Given data.
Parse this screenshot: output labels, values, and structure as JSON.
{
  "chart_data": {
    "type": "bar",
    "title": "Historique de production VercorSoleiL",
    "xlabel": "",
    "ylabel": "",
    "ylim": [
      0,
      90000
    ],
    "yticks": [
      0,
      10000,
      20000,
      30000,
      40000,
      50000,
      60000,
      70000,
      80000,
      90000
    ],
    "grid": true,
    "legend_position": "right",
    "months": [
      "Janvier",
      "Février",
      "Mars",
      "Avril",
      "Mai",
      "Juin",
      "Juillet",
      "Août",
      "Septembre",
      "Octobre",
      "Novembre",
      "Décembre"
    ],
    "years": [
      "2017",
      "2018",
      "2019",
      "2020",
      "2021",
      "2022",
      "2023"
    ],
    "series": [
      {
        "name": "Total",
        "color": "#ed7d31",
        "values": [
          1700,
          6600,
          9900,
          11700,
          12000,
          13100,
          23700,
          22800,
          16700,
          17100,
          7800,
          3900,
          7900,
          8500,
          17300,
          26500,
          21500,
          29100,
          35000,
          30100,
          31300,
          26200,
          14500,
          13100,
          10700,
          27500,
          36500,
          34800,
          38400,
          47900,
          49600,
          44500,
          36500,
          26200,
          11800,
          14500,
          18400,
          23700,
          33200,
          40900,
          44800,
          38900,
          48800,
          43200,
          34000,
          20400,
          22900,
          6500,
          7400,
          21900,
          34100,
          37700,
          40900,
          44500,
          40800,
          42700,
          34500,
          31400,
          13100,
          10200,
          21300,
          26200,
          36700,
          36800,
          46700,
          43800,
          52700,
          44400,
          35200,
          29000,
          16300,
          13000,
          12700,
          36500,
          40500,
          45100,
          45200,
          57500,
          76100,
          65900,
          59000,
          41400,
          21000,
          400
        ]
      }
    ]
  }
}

Goal.
Reproduce the entries above exactly.

Solution for this problem.
Parse this screenshot: output labels, values, and structure as JSON.
{
  "chart_data": {
    "type": "bar",
    "title": "Historique de production VercorSoleiL",
    "xlabel": "",
    "ylabel": "",
    "ylim": [
      0,
      90000
    ],
    "yticks": [
      0,
      10000,
      20000,
      30000,
      40000,
      50000,
      60000,
      70000,
      80000,
      90000
    ],
    "grid": true,
    "legend_position": "right",
    "months": [
      "Janvier",
      "Février",
      "Mars",
      "Avril",
      "Mai",
      "Juin",
      "Juillet",
      "Août",
      "Septembre",
      "Octobre",
      "Novembre",
      "Décembre"
    ],
    "years": [
      "2017",
      "2018",
      "2019",
      "2020",
      "2021",
      "2022",
      "2023"
    ],
    "series": [
      {
        "name": "Total",
        "color": "#ed7d31",
        "values": [
          1700,
          6600,
          9900,
          11700,
          12000,
          13100,
          23700,
          22800,
          16700,
          17100,
          7800,
          3900,
          7900,
          8500,
          17300,
          26500,
          21500,
          29100,
          35000,
          30100,
          31300,
          26200,
          14500,
          13100,
          10700,
          27500,
          36500,
          34800,
          38400,
          47900,
          49600,
          44500,
          36500,
          26200,
          11800,
          14500,
          18400,
          23700,
          33200,
          40900,
          44800,
          38900,
          48800,
          43200,
          34000,
          20400,
          22900,
          6500,
          7400,
          21900,
          34100,
          37700,
          40900,
          44500,
          40800,
          42700,
          34500,
          31400,
          13100,
          10200,
          21300,
          26200,
          36700,
          36800,
          46700,
          43800,
          52700,
          44400,
          35200,
          29000,
          16300,
          13000,
          12700,
          36500,
          40500,
          45100,
          45200,
          57500,
          76100,
          65900,
          59000,
          41400,
          21000,
          400
        ]
      }
    ]
  }
}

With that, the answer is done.